Find the lines below that contain the string "本题答案选". Copy each one.

- _DATASET ENTRIES_
···

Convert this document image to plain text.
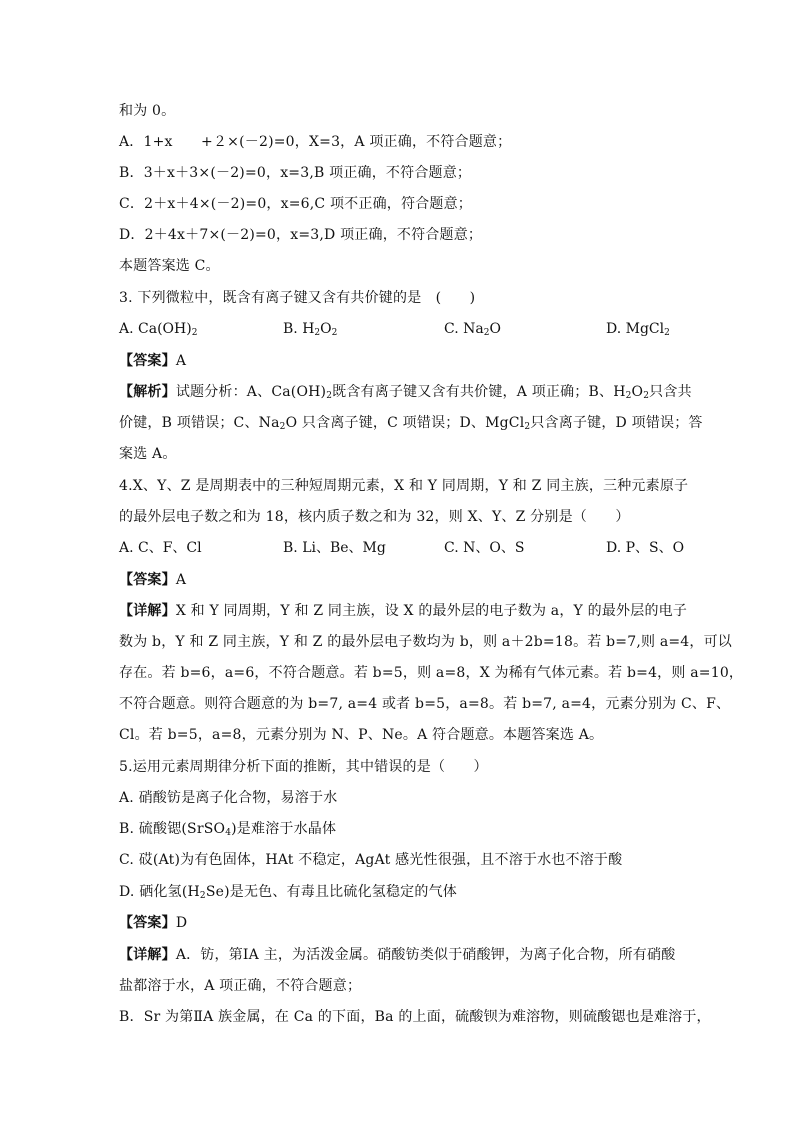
和为 0。
A．1+x　　+２×(－2)=0，X=3，A 项正确，不符合题意；
B．3＋x＋3×(－2)=0，x=3,B 项正确，不符合题意；
C．2＋x＋4×(－2)=0，x=6,C 项不正确，符合题意；
D．2＋4x＋7×(－2)=0，x=3,D 项正确，不符合题意；
本题答案选 C。
3. 下列微粒中，既含有离子键又含有共价键的是　(　　)
A. $Ca(OH)_2$	B. $H_2O_2$	C. $Na_2O$	D. MgCl$_2$
【答案】A
【解析】试题分析：A、$Ca(OH)_2$既含有离子键又含有共价键，A 项正确；B、$H_2O_2$只含共
价键，B 项错误；C、$Na_2O$ 只含离子键，C 项错误；D、MgCl$_2$只含离子键，D 项错误；答
案选 A。
4.X、Y、Z 是周期表中的三种短周期元素，X 和 Y 同周期，Y 和 Z 同主族，三种元素原子
的最外层电子数之和为 18，核内质子数之和为 32，则 X、Y、Z 分别是（　　）
A. C、F、Cl	B. Li、Be、Mg	C. N、O、S	D. P、S、O
【答案】A
【详解】X 和 Y 同周期，Y 和 Z 同主族，设 X 的最外层的电子数为 a，Y 的最外层的电子
数为 b，Y 和 Z 同主族，Y 和 Z 的最外层电子数均为 b，则 a＋2b=18。若 b=7,则 a=4，可以
存在。若 b=6，a=6，不符合题意。若 b=5，则 a=8，X 为稀有气体元素。若 b=4，则 a=10，
不符合题意。则符合题意的为 b=7, a=4 或者 b=5，a=8。若 b=7, a=4，元素分别为 C、F、
Cl。若 b=5，a=8，元素分别为 N、P、Ne。A 符合题意。本题答案选 A。
5.运用元素周期律分析下面的推断，其中错误的是（　　）
A. 硝酸钫是离子化合物，易溶于水
B. 硫酸锶(SrSO$_4$)是难溶于水晶体
C. 砹(At)为有色固体，HAt 不稳定，AgAt 感光性很强，且不溶于水也不溶于酸
D. 硒化氢$(H_2Se)$是无色、有毒且比硫化氢稳定的气体
【答案】D
【详解】A．钫，第ⅠA 主，为活泼金属。硝酸钫类似于硝酸钾，为离子化合物，所有硝酸
盐都溶于水，A 项正确，不符合题意；
B．Sr 为第ⅡA 族金属，在 Ca 的下面，Ba 的上面，硫酸钡为难溶物，则硫酸锶也是难溶于，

···

- _RESULT BELOW_
本题答案选 C。
Cl。若 b=5，a=8，元素分别为 N、P、Ne。A 符合题意。本题答案选 A。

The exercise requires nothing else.